TRY IT:
An exact copy of the records is required, minus the pictures they hold.
PROVIDED RECORDS: Begin
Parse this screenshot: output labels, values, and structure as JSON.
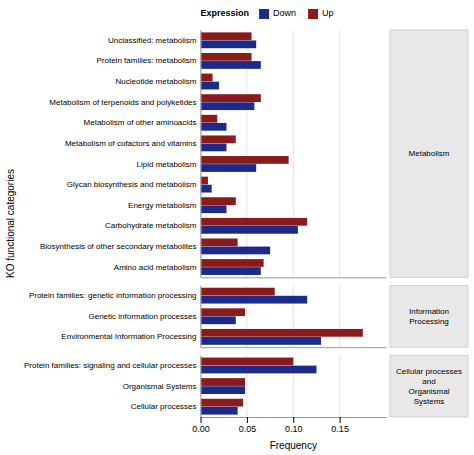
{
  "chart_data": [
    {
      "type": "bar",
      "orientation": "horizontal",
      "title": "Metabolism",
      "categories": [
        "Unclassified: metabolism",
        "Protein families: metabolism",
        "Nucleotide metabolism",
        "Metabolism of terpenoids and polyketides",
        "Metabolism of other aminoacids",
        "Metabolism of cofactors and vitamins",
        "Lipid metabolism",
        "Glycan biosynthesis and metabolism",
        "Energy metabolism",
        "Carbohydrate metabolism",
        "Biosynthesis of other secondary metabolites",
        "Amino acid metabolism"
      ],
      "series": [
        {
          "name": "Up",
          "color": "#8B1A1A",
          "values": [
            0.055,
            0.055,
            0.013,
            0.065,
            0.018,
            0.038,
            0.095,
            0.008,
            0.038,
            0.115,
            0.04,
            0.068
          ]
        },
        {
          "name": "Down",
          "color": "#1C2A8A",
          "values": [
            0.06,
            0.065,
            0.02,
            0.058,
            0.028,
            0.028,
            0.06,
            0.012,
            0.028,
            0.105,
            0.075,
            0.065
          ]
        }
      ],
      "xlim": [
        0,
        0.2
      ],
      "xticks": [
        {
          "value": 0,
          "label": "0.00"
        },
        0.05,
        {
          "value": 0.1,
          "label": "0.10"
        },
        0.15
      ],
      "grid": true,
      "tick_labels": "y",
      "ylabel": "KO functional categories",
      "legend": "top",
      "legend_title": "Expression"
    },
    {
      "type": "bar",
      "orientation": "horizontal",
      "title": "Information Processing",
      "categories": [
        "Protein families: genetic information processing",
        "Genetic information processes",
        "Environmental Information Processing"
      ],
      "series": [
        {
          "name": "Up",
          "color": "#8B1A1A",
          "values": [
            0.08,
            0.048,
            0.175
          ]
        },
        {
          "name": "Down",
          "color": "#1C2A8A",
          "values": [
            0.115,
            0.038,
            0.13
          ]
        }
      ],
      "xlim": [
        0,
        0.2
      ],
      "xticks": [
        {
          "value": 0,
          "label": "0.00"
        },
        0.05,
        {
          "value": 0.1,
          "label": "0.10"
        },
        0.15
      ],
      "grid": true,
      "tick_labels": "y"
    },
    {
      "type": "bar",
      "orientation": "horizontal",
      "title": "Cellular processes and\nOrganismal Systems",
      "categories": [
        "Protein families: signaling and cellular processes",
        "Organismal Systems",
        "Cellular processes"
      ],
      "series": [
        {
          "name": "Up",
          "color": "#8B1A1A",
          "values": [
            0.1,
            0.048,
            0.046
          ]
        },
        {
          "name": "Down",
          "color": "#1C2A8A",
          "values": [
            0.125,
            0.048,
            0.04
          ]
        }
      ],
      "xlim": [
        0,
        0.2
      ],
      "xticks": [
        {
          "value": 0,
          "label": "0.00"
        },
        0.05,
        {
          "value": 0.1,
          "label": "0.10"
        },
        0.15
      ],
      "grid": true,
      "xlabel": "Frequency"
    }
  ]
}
PROVIDED RECORDS: End
REPLY TO THE EXERCISE:
Parse this screenshot: output labels, values, and structure as JSON.
{
  "chart_data": [
    {
      "type": "bar",
      "orientation": "horizontal",
      "title": "Metabolism",
      "categories": [
        "Unclassified: metabolism",
        "Protein families: metabolism",
        "Nucleotide metabolism",
        "Metabolism of terpenoids and polyketides",
        "Metabolism of other aminoacids",
        "Metabolism of cofactors and vitamins",
        "Lipid metabolism",
        "Glycan biosynthesis and metabolism",
        "Energy metabolism",
        "Carbohydrate metabolism",
        "Biosynthesis of other secondary metabolites",
        "Amino acid metabolism"
      ],
      "series": [
        {
          "name": "Up",
          "color": "#8B1A1A",
          "values": [
            0.055,
            0.055,
            0.013,
            0.065,
            0.018,
            0.038,
            0.095,
            0.008,
            0.038,
            0.115,
            0.04,
            0.068
          ]
        },
        {
          "name": "Down",
          "color": "#1C2A8A",
          "values": [
            0.06,
            0.065,
            0.02,
            0.058,
            0.028,
            0.028,
            0.06,
            0.012,
            0.028,
            0.105,
            0.075,
            0.065
          ]
        }
      ],
      "xlim": [
        0,
        0.2
      ],
      "xticks": [
        {
          "value": 0,
          "label": "0.00"
        },
        0.05,
        {
          "value": 0.1,
          "label": "0.10"
        },
        0.15
      ],
      "grid": true,
      "tick_labels": "y",
      "ylabel": "KO functional categories",
      "legend": "top",
      "legend_title": "Expression"
    },
    {
      "type": "bar",
      "orientation": "horizontal",
      "title": "Information Processing",
      "categories": [
        "Protein families: genetic information processing",
        "Genetic information processes",
        "Environmental Information Processing"
      ],
      "series": [
        {
          "name": "Up",
          "color": "#8B1A1A",
          "values": [
            0.08,
            0.048,
            0.175
          ]
        },
        {
          "name": "Down",
          "color": "#1C2A8A",
          "values": [
            0.115,
            0.038,
            0.13
          ]
        }
      ],
      "xlim": [
        0,
        0.2
      ],
      "xticks": [
        {
          "value": 0,
          "label": "0.00"
        },
        0.05,
        {
          "value": 0.1,
          "label": "0.10"
        },
        0.15
      ],
      "grid": true,
      "tick_labels": "y"
    },
    {
      "type": "bar",
      "orientation": "horizontal",
      "title": "Cellular processes and\nOrganismal Systems",
      "categories": [
        "Protein families: signaling and cellular processes",
        "Organismal Systems",
        "Cellular processes"
      ],
      "series": [
        {
          "name": "Up",
          "color": "#8B1A1A",
          "values": [
            0.1,
            0.048,
            0.046
          ]
        },
        {
          "name": "Down",
          "color": "#1C2A8A",
          "values": [
            0.125,
            0.048,
            0.04
          ]
        }
      ],
      "xlim": [
        0,
        0.2
      ],
      "xticks": [
        {
          "value": 0,
          "label": "0.00"
        },
        0.05,
        {
          "value": 0.1,
          "label": "0.10"
        },
        0.15
      ],
      "grid": true,
      "xlabel": "Frequency"
    }
  ]
}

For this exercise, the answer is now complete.